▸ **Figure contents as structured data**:
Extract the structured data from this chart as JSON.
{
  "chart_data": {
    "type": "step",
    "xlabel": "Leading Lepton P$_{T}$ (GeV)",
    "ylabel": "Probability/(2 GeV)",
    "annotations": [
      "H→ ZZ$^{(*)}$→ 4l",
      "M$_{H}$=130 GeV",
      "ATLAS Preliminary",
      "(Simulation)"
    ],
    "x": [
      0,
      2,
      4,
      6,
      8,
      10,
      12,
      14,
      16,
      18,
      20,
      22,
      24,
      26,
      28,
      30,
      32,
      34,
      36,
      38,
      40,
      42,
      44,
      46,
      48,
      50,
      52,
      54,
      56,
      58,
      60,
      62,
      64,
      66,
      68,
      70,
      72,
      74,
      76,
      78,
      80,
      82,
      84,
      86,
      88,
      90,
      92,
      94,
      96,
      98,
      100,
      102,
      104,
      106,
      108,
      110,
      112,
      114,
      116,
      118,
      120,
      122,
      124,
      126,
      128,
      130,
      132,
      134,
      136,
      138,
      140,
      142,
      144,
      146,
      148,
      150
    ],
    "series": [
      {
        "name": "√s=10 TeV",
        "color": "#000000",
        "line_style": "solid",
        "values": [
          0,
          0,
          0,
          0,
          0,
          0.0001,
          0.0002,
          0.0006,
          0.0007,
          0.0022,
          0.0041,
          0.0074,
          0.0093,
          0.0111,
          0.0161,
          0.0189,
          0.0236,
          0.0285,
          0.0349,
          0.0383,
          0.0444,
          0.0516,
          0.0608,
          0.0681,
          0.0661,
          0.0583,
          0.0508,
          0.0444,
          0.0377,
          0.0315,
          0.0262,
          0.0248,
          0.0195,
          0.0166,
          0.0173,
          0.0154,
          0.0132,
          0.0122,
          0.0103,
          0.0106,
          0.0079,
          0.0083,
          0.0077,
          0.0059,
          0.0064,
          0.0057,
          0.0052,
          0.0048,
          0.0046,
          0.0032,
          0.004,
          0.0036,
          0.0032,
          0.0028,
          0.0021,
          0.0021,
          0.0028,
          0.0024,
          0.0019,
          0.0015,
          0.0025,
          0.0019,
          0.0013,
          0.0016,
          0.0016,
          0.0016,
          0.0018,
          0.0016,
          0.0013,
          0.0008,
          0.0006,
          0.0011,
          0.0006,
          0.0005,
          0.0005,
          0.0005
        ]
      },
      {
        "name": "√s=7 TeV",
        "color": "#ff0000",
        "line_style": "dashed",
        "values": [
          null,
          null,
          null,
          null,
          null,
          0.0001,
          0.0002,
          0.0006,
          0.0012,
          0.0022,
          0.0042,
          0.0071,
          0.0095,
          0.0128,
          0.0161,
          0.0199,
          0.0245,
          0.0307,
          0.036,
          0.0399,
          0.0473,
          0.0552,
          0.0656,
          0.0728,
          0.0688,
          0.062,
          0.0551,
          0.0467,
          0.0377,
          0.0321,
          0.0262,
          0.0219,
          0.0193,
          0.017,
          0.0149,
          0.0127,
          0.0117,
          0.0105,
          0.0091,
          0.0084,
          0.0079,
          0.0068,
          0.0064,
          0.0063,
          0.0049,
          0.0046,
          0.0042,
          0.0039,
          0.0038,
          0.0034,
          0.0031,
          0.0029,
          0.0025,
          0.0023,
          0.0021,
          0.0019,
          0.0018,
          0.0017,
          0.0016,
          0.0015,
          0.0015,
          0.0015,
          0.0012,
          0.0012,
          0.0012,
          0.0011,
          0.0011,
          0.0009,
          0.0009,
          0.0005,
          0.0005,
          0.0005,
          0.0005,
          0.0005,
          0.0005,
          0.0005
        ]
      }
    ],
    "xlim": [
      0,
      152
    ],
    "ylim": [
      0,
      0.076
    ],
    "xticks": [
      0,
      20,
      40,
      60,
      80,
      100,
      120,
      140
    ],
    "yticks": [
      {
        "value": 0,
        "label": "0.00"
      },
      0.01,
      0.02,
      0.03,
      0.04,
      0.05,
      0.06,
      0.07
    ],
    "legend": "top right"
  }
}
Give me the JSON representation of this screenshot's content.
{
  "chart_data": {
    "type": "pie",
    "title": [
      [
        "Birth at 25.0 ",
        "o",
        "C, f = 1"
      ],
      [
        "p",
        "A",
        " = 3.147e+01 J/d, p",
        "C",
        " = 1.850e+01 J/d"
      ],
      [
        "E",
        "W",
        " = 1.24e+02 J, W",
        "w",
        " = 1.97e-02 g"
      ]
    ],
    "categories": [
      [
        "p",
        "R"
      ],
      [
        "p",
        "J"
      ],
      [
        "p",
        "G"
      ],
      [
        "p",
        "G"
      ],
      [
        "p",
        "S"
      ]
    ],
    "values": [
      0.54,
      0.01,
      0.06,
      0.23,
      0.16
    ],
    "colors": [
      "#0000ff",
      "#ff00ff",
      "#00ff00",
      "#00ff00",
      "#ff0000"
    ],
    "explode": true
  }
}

▸ **Objective**:
Write the material out again word for word.

▸ **Reply**:
Extract the structured data from this chart as JSON.
{
  "chart_data": {
    "type": "step",
    "xlabel": "Leading Lepton P$_{T}$ (GeV)",
    "ylabel": "Probability/(2 GeV)",
    "annotations": [
      "H→ ZZ$^{(*)}$→ 4l",
      "M$_{H}$=130 GeV",
      "ATLAS Preliminary",
      "(Simulation)"
    ],
    "x": [
      0,
      2,
      4,
      6,
      8,
      10,
      12,
      14,
      16,
      18,
      20,
      22,
      24,
      26,
      28,
      30,
      32,
      34,
      36,
      38,
      40,
      42,
      44,
      46,
      48,
      50,
      52,
      54,
      56,
      58,
      60,
      62,
      64,
      66,
      68,
      70,
      72,
      74,
      76,
      78,
      80,
      82,
      84,
      86,
      88,
      90,
      92,
      94,
      96,
      98,
      100,
      102,
      104,
      106,
      108,
      110,
      112,
      114,
      116,
      118,
      120,
      122,
      124,
      126,
      128,
      130,
      132,
      134,
      136,
      138,
      140,
      142,
      144,
      146,
      148,
      150
    ],
    "series": [
      {
        "name": "√s=10 TeV",
        "color": "#000000",
        "line_style": "solid",
        "values": [
          0,
          0,
          0,
          0,
          0,
          0.0001,
          0.0002,
          0.0006,
          0.0007,
          0.0022,
          0.0041,
          0.0074,
          0.0093,
          0.0111,
          0.0161,
          0.0189,
          0.0236,
          0.0285,
          0.0349,
          0.0383,
          0.0444,
          0.0516,
          0.0608,
          0.0681,
          0.0661,
          0.0583,
          0.0508,
          0.0444,
          0.0377,
          0.0315,
          0.0262,
          0.0248,
          0.0195,
          0.0166,
          0.0173,
          0.0154,
          0.0132,
          0.0122,
          0.0103,
          0.0106,
          0.0079,
          0.0083,
          0.0077,
          0.0059,
          0.0064,
          0.0057,
          0.0052,
          0.0048,
          0.0046,
          0.0032,
          0.004,
          0.0036,
          0.0032,
          0.0028,
          0.0021,
          0.0021,
          0.0028,
          0.0024,
          0.0019,
          0.0015,
          0.0025,
          0.0019,
          0.0013,
          0.0016,
          0.0016,
          0.0016,
          0.0018,
          0.0016,
          0.0013,
          0.0008,
          0.0006,
          0.0011,
          0.0006,
          0.0005,
          0.0005,
          0.0005
        ]
      },
      {
        "name": "√s=7 TeV",
        "color": "#ff0000",
        "line_style": "dashed",
        "values": [
          null,
          null,
          null,
          null,
          null,
          0.0001,
          0.0002,
          0.0006,
          0.0012,
          0.0022,
          0.0042,
          0.0071,
          0.0095,
          0.0128,
          0.0161,
          0.0199,
          0.0245,
          0.0307,
          0.036,
          0.0399,
          0.0473,
          0.0552,
          0.0656,
          0.0728,
          0.0688,
          0.062,
          0.0551,
          0.0467,
          0.0377,
          0.0321,
          0.0262,
          0.0219,
          0.0193,
          0.017,
          0.0149,
          0.0127,
          0.0117,
          0.0105,
          0.0091,
          0.0084,
          0.0079,
          0.0068,
          0.0064,
          0.0063,
          0.0049,
          0.0046,
          0.0042,
          0.0039,
          0.0038,
          0.0034,
          0.0031,
          0.0029,
          0.0025,
          0.0023,
          0.0021,
          0.0019,
          0.0018,
          0.0017,
          0.0016,
          0.0015,
          0.0015,
          0.0015,
          0.0012,
          0.0012,
          0.0012,
          0.0011,
          0.0011,
          0.0009,
          0.0009,
          0.0005,
          0.0005,
          0.0005,
          0.0005,
          0.0005,
          0.0005,
          0.0005
        ]
      }
    ],
    "xlim": [
      0,
      152
    ],
    "ylim": [
      0,
      0.076
    ],
    "xticks": [
      0,
      20,
      40,
      60,
      80,
      100,
      120,
      140
    ],
    "yticks": [
      {
        "value": 0,
        "label": "0.00"
      },
      0.01,
      0.02,
      0.03,
      0.04,
      0.05,
      0.06,
      0.07
    ],
    "legend": "top right"
  }
}
Give me the JSON representation of this screenshot's content.
{
  "chart_data": {
    "type": "pie",
    "title": [
      [
        "Birth at 25.0 ",
        "o",
        "C, f = 1"
      ],
      [
        "p",
        "A",
        " = 3.147e+01 J/d, p",
        "C",
        " = 1.850e+01 J/d"
      ],
      [
        "E",
        "W",
        " = 1.24e+02 J, W",
        "w",
        " = 1.97e-02 g"
      ]
    ],
    "categories": [
      [
        "p",
        "R"
      ],
      [
        "p",
        "J"
      ],
      [
        "p",
        "G"
      ],
      [
        "p",
        "G"
      ],
      [
        "p",
        "S"
      ]
    ],
    "values": [
      0.54,
      0.01,
      0.06,
      0.23,
      0.16
    ],
    "colors": [
      "#0000ff",
      "#ff00ff",
      "#00ff00",
      "#00ff00",
      "#ff0000"
    ],
    "explode": true
  }
}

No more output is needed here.